-------- Data listing

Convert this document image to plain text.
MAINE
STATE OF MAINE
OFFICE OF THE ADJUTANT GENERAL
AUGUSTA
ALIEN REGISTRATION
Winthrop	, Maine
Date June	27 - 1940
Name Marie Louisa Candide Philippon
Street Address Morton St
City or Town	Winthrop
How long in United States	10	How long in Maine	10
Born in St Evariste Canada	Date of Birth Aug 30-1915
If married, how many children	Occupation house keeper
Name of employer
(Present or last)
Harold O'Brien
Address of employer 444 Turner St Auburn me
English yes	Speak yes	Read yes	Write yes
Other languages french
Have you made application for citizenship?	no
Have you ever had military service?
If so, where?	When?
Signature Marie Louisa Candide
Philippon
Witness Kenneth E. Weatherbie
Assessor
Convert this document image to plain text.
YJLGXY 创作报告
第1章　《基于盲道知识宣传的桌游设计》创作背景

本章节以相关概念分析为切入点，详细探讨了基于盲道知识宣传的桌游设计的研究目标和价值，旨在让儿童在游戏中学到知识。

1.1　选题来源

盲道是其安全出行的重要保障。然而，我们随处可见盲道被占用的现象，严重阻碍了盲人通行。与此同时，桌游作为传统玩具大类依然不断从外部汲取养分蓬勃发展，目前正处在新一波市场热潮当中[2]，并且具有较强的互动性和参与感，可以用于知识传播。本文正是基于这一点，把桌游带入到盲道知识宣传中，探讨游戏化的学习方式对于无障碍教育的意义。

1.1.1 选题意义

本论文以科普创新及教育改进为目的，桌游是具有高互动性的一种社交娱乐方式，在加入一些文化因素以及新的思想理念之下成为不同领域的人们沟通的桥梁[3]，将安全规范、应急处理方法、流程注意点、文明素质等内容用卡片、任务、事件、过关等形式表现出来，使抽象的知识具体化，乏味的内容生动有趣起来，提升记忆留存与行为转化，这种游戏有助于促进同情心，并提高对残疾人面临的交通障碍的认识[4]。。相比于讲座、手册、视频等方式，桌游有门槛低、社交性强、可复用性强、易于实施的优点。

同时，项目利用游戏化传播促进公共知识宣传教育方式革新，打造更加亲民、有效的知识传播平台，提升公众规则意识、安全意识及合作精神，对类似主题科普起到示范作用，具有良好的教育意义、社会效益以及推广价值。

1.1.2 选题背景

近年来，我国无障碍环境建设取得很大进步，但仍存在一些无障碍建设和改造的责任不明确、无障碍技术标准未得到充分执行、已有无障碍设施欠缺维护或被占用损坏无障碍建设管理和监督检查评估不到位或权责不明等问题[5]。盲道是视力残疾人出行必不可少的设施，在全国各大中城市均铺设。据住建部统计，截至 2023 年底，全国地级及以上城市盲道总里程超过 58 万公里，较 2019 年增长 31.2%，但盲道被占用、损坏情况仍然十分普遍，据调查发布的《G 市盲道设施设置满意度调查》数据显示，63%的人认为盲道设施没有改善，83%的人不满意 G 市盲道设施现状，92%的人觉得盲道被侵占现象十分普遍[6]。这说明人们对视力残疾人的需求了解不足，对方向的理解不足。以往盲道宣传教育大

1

----------------

→ Stated exercise
Repeat the entries above exactly, leaving nothing out.

→ Result of the exercise
Convert this document image to plain text.
MAINE
STATE OF MAINE
OFFICE OF THE ADJUTANT GENERAL
AUGUSTA
ALIEN REGISTRATION
Winthrop	, Maine
Date June	27 - 1940
Name Marie Louisa Candide Philippon
Street Address Morton St
City or Town	Winthrop
How long in United States	10	How long in Maine	10
Born in St Evariste Canada	Date of Birth Aug 30-1915
If married, how many children	Occupation house keeper
Name of employer
(Present or last)
Harold O'Brien
Address of employer 444 Turner St Auburn me
English yes	Speak yes	Read yes	Write yes
Other languages french
Have you made application for citizenship?	no
Have you ever had military service?
If so, where?	When?
Signature Marie Louisa Candide
Philippon
Witness Kenneth E. Weatherbie
Assessor
Convert this document image to plain text.
YJLGXY 创作报告
第1章　《基于盲道知识宣传的桌游设计》创作背景

本章节以相关概念分析为切入点，详细探讨了基于盲道知识宣传的桌游设计的研究目标和价值，旨在让儿童在游戏中学到知识。

1.1　选题来源

盲道是其安全出行的重要保障。然而，我们随处可见盲道被占用的现象，严重阻碍了盲人通行。与此同时，桌游作为传统玩具大类依然不断从外部汲取养分蓬勃发展，目前正处在新一波市场热潮当中[2]，并且具有较强的互动性和参与感，可以用于知识传播。本文正是基于这一点，把桌游带入到盲道知识宣传中，探讨游戏化的学习方式对于无障碍教育的意义。

1.1.1 选题意义

本论文以科普创新及教育改进为目的，桌游是具有高互动性的一种社交娱乐方式，在加入一些文化因素以及新的思想理念之下成为不同领域的人们沟通的桥梁[3]，将安全规范、应急处理方法、流程注意点、文明素质等内容用卡片、任务、事件、过关等形式表现出来，使抽象的知识具体化，乏味的内容生动有趣起来，提升记忆留存与行为转化，这种游戏有助于促进同情心，并提高对残疾人面临的交通障碍的认识[4]。。相比于讲座、手册、视频等方式，桌游有门槛低、社交性强、可复用性强、易于实施的优点。

同时，项目利用游戏化传播促进公共知识宣传教育方式革新，打造更加亲民、有效的知识传播平台，提升公众规则意识、安全意识及合作精神，对类似主题科普起到示范作用，具有良好的教育意义、社会效益以及推广价值。

1.1.2 选题背景

近年来，我国无障碍环境建设取得很大进步，但仍存在一些无障碍建设和改造的责任不明确、无障碍技术标准未得到充分执行、已有无障碍设施欠缺维护或被占用损坏无障碍建设管理和监督检查评估不到位或权责不明等问题[5]。盲道是视力残疾人出行必不可少的设施，在全国各大中城市均铺设。据住建部统计，截至 2023 年底，全国地级及以上城市盲道总里程超过 58 万公里，较 2019 年增长 31.2%，但盲道被占用、损坏情况仍然十分普遍，据调查发布的《G 市盲道设施设置满意度调查》数据显示，63%的人认为盲道设施没有改善，83%的人不满意 G 市盲道设施现状，92%的人觉得盲道被侵占现象十分普遍[6]。这说明人们对视力残疾人的需求了解不足，对方向的理解不足。以往盲道宣传教育大

1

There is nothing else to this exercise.